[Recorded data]
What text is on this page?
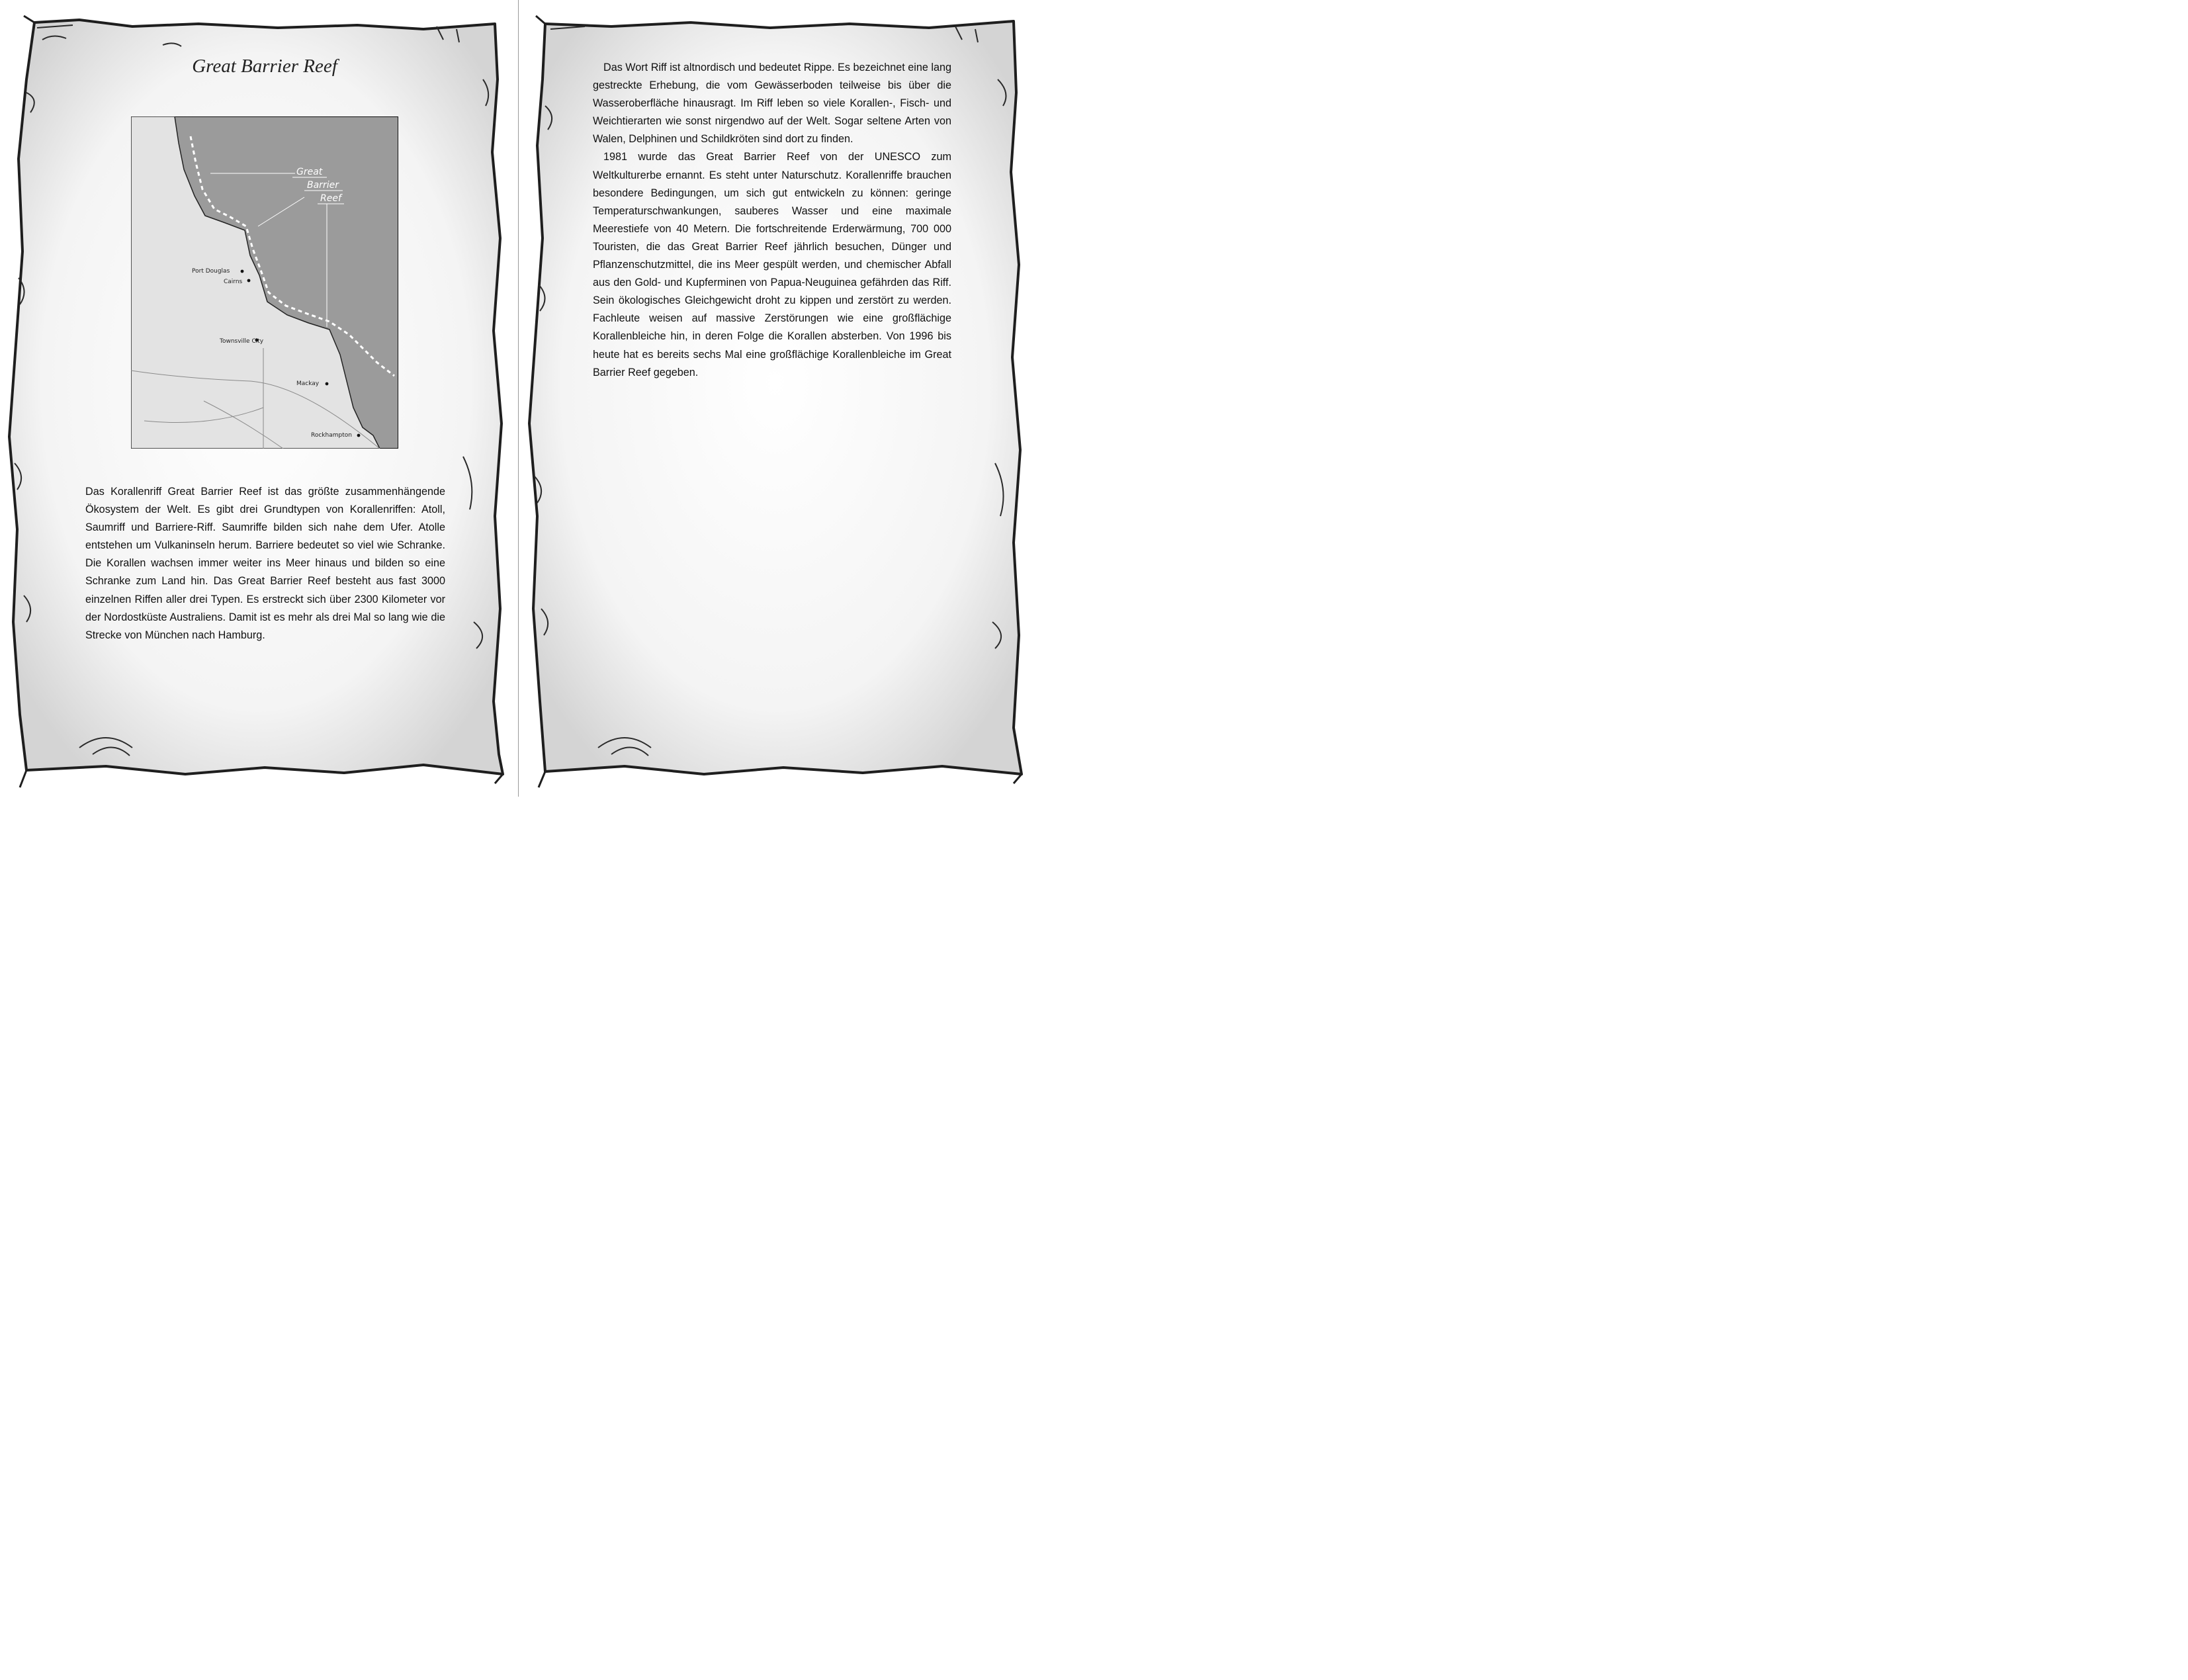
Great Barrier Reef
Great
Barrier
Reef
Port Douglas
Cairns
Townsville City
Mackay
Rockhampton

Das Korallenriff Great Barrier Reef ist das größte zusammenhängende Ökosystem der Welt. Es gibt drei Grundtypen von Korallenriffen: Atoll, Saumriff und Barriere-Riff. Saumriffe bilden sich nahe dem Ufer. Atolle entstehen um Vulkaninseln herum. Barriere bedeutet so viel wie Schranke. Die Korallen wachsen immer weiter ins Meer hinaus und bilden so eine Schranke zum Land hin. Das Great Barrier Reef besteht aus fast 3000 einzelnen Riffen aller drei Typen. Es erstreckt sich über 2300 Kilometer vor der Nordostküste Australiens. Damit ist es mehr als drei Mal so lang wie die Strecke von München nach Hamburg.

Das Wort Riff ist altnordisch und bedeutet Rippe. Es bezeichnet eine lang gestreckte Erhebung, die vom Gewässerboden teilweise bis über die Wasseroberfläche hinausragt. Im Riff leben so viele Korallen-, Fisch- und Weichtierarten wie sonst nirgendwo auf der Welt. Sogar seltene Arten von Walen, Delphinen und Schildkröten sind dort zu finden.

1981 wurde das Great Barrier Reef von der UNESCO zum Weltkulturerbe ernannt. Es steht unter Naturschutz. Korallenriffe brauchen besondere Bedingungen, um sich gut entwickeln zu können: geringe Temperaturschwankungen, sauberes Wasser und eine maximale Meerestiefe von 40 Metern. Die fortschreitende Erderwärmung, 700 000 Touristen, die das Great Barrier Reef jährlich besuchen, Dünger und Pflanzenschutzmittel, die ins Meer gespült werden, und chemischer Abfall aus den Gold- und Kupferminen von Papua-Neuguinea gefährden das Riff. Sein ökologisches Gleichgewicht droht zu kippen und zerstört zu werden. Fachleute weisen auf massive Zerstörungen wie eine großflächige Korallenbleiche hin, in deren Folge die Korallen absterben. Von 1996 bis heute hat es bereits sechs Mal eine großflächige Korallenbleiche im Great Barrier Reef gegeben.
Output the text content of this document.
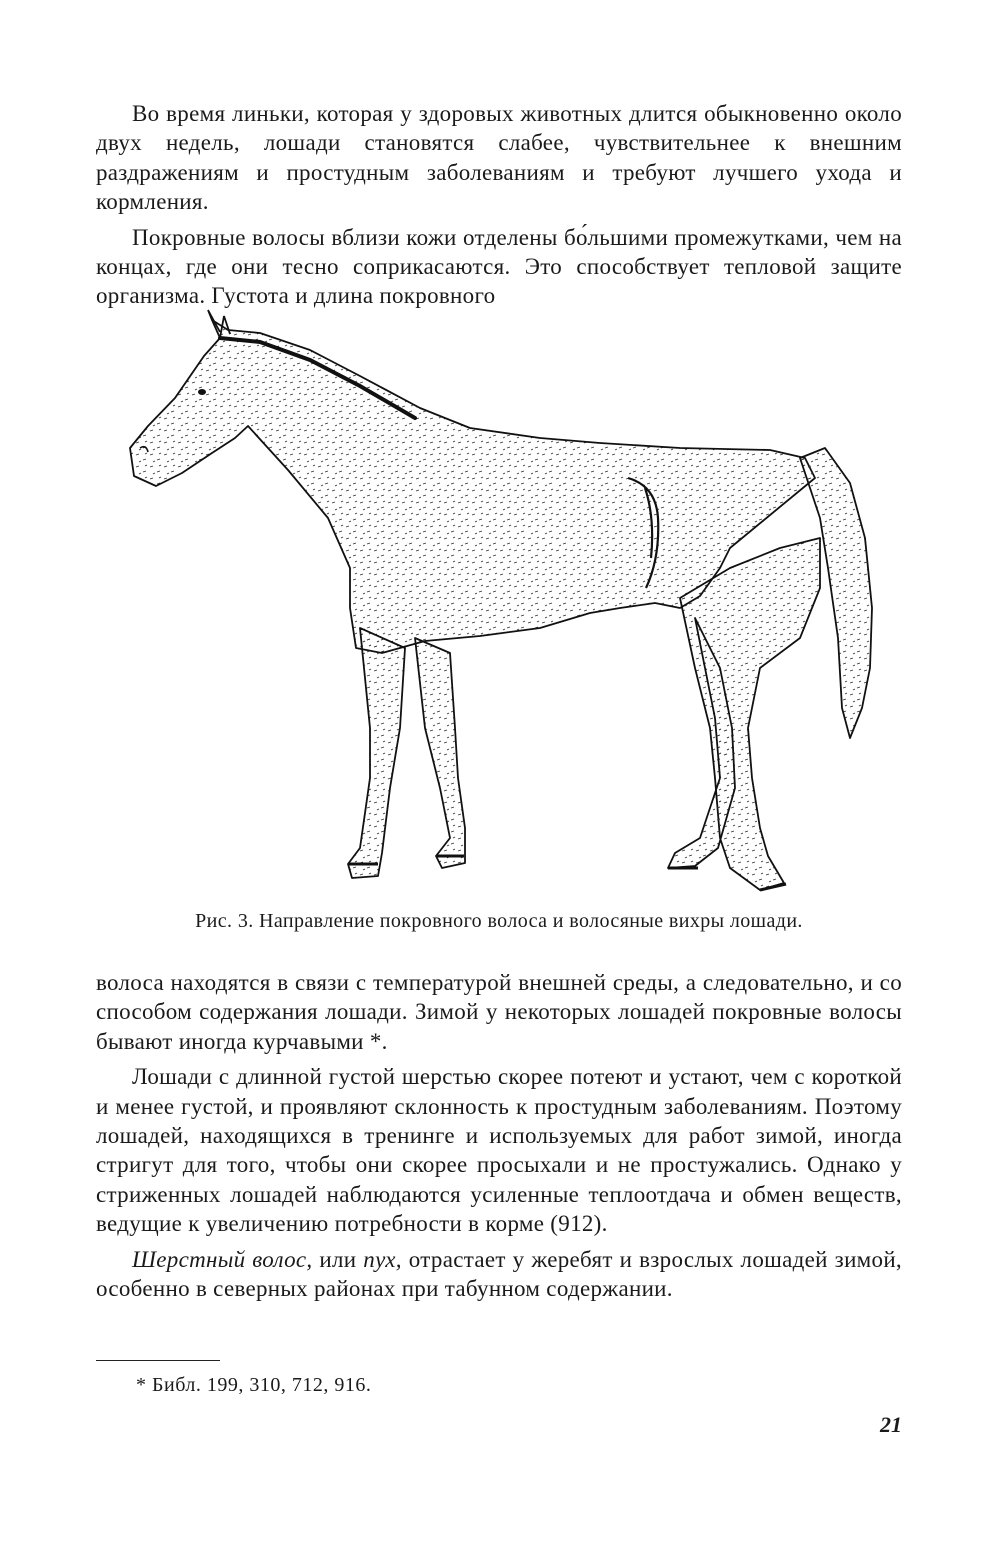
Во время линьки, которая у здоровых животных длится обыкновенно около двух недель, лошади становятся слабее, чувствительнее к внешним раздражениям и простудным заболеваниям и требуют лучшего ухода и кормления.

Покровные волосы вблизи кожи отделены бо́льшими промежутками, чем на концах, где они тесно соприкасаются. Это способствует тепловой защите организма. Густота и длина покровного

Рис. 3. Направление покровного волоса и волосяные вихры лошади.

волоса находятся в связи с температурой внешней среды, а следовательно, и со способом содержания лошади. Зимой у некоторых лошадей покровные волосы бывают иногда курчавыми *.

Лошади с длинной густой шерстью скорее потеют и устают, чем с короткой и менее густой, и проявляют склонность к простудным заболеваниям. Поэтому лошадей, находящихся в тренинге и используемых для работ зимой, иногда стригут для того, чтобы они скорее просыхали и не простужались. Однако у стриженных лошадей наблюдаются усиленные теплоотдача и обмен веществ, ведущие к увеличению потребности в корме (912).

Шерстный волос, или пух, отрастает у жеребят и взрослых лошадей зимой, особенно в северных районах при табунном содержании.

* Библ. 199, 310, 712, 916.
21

### TASK DIRECTIONS
Tell how many lines hold the string "заболеваниям", giving the number and nothing else.

### WRITTEN REPLY
2